| Your goal |
Extract each record and reproduce it exactly.

-------

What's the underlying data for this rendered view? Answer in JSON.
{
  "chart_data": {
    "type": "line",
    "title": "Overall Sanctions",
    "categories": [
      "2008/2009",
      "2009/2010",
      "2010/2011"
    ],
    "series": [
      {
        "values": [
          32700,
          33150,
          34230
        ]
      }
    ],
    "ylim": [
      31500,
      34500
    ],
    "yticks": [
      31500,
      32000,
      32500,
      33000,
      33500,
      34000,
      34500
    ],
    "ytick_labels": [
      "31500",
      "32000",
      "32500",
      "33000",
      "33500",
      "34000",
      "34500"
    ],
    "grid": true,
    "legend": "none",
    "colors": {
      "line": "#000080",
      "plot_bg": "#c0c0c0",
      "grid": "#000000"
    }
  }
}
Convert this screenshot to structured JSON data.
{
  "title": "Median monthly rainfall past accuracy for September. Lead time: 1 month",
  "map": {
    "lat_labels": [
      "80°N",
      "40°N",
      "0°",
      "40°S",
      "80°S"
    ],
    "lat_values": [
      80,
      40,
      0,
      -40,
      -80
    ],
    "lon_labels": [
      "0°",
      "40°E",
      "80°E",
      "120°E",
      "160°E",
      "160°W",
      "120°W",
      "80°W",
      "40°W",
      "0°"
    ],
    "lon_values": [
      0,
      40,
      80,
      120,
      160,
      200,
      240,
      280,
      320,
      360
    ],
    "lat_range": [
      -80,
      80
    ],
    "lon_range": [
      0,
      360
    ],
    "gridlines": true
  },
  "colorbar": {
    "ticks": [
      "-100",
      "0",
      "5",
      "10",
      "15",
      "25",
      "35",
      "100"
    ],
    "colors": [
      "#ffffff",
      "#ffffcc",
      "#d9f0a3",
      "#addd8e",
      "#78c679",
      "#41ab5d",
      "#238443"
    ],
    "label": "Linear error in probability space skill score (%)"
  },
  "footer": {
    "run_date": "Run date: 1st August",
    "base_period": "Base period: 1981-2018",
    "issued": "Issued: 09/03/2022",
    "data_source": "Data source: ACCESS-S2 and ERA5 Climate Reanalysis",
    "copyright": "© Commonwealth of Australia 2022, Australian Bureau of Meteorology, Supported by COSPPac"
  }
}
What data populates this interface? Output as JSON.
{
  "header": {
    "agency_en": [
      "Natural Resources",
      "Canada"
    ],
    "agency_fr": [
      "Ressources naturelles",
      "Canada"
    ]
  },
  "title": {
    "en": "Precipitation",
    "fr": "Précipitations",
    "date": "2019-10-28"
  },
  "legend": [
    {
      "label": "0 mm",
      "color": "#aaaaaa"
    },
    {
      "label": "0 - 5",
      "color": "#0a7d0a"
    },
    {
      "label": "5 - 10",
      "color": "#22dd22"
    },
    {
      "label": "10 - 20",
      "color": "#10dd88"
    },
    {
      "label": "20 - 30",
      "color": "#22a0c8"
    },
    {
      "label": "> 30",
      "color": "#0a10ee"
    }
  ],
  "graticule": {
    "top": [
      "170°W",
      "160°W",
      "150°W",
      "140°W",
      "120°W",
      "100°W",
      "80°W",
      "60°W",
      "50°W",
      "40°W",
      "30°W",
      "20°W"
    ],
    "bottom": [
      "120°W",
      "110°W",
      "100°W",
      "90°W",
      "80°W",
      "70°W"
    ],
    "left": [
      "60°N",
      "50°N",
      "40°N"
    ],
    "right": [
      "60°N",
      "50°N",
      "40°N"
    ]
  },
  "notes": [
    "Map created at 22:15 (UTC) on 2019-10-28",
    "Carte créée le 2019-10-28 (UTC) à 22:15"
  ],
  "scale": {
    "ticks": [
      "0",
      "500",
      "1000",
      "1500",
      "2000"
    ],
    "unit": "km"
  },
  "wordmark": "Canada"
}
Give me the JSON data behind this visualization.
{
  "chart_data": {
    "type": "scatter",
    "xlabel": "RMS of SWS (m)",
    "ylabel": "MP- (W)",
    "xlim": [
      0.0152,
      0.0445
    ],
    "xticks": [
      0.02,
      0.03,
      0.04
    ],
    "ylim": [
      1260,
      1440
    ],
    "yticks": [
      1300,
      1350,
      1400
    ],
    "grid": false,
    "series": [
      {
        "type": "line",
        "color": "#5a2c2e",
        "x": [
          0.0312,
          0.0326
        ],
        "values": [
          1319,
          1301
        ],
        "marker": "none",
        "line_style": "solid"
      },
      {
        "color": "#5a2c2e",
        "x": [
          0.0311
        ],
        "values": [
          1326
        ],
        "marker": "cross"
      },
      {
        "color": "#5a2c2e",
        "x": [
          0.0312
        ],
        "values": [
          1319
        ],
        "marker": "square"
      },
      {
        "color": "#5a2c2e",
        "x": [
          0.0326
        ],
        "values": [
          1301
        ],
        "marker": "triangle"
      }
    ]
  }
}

-------

| Solution to the problem |
What's the underlying data for this rendered view? Answer in JSON.
{
  "chart_data": {
    "type": "line",
    "title": "Overall Sanctions",
    "categories": [
      "2008/2009",
      "2009/2010",
      "2010/2011"
    ],
    "series": [
      {
        "values": [
          32700,
          33150,
          34230
        ]
      }
    ],
    "ylim": [
      31500,
      34500
    ],
    "yticks": [
      31500,
      32000,
      32500,
      33000,
      33500,
      34000,
      34500
    ],
    "ytick_labels": [
      "31500",
      "32000",
      "32500",
      "33000",
      "33500",
      "34000",
      "34500"
    ],
    "grid": true,
    "legend": "none",
    "colors": {
      "line": "#000080",
      "plot_bg": "#c0c0c0",
      "grid": "#000000"
    }
  }
}
Convert this screenshot to structured JSON data.
{
  "title": "Median monthly rainfall past accuracy for September. Lead time: 1 month",
  "map": {
    "lat_labels": [
      "80°N",
      "40°N",
      "0°",
      "40°S",
      "80°S"
    ],
    "lat_values": [
      80,
      40,
      0,
      -40,
      -80
    ],
    "lon_labels": [
      "0°",
      "40°E",
      "80°E",
      "120°E",
      "160°E",
      "160°W",
      "120°W",
      "80°W",
      "40°W",
      "0°"
    ],
    "lon_values": [
      0,
      40,
      80,
      120,
      160,
      200,
      240,
      280,
      320,
      360
    ],
    "lat_range": [
      -80,
      80
    ],
    "lon_range": [
      0,
      360
    ],
    "gridlines": true
  },
  "colorbar": {
    "ticks": [
      "-100",
      "0",
      "5",
      "10",
      "15",
      "25",
      "35",
      "100"
    ],
    "colors": [
      "#ffffff",
      "#ffffcc",
      "#d9f0a3",
      "#addd8e",
      "#78c679",
      "#41ab5d",
      "#238443"
    ],
    "label": "Linear error in probability space skill score (%)"
  },
  "footer": {
    "run_date": "Run date: 1st August",
    "base_period": "Base period: 1981-2018",
    "issued": "Issued: 09/03/2022",
    "data_source": "Data source: ACCESS-S2 and ERA5 Climate Reanalysis",
    "copyright": "© Commonwealth of Australia 2022, Australian Bureau of Meteorology, Supported by COSPPac"
  }
}
What data populates this interface? Output as JSON.
{
  "header": {
    "agency_en": [
      "Natural Resources",
      "Canada"
    ],
    "agency_fr": [
      "Ressources naturelles",
      "Canada"
    ]
  },
  "title": {
    "en": "Precipitation",
    "fr": "Précipitations",
    "date": "2019-10-28"
  },
  "legend": [
    {
      "label": "0 mm",
      "color": "#aaaaaa"
    },
    {
      "label": "0 - 5",
      "color": "#0a7d0a"
    },
    {
      "label": "5 - 10",
      "color": "#22dd22"
    },
    {
      "label": "10 - 20",
      "color": "#10dd88"
    },
    {
      "label": "20 - 30",
      "color": "#22a0c8"
    },
    {
      "label": "> 30",
      "color": "#0a10ee"
    }
  ],
  "graticule": {
    "top": [
      "170°W",
      "160°W",
      "150°W",
      "140°W",
      "120°W",
      "100°W",
      "80°W",
      "60°W",
      "50°W",
      "40°W",
      "30°W",
      "20°W"
    ],
    "bottom": [
      "120°W",
      "110°W",
      "100°W",
      "90°W",
      "80°W",
      "70°W"
    ],
    "left": [
      "60°N",
      "50°N",
      "40°N"
    ],
    "right": [
      "60°N",
      "50°N",
      "40°N"
    ]
  },
  "notes": [
    "Map created at 22:15 (UTC) on 2019-10-28",
    "Carte créée le 2019-10-28 (UTC) à 22:15"
  ],
  "scale": {
    "ticks": [
      "0",
      "500",
      "1000",
      "1500",
      "2000"
    ],
    "unit": "km"
  },
  "wordmark": "Canada"
}
Give me the JSON data behind this visualization.
{
  "chart_data": {
    "type": "scatter",
    "xlabel": "RMS of SWS (m)",
    "ylabel": "MP- (W)",
    "xlim": [
      0.0152,
      0.0445
    ],
    "xticks": [
      0.02,
      0.03,
      0.04
    ],
    "ylim": [
      1260,
      1440
    ],
    "yticks": [
      1300,
      1350,
      1400
    ],
    "grid": false,
    "series": [
      {
        "type": "line",
        "color": "#5a2c2e",
        "x": [
          0.0312,
          0.0326
        ],
        "values": [
          1319,
          1301
        ],
        "marker": "none",
        "line_style": "solid"
      },
      {
        "color": "#5a2c2e",
        "x": [
          0.0311
        ],
        "values": [
          1326
        ],
        "marker": "cross"
      },
      {
        "color": "#5a2c2e",
        "x": [
          0.0312
        ],
        "values": [
          1319
        ],
        "marker": "square"
      },
      {
        "color": "#5a2c2e",
        "x": [
          0.0326
        ],
        "values": [
          1301
        ],
        "marker": "triangle"
      }
    ]
  }
}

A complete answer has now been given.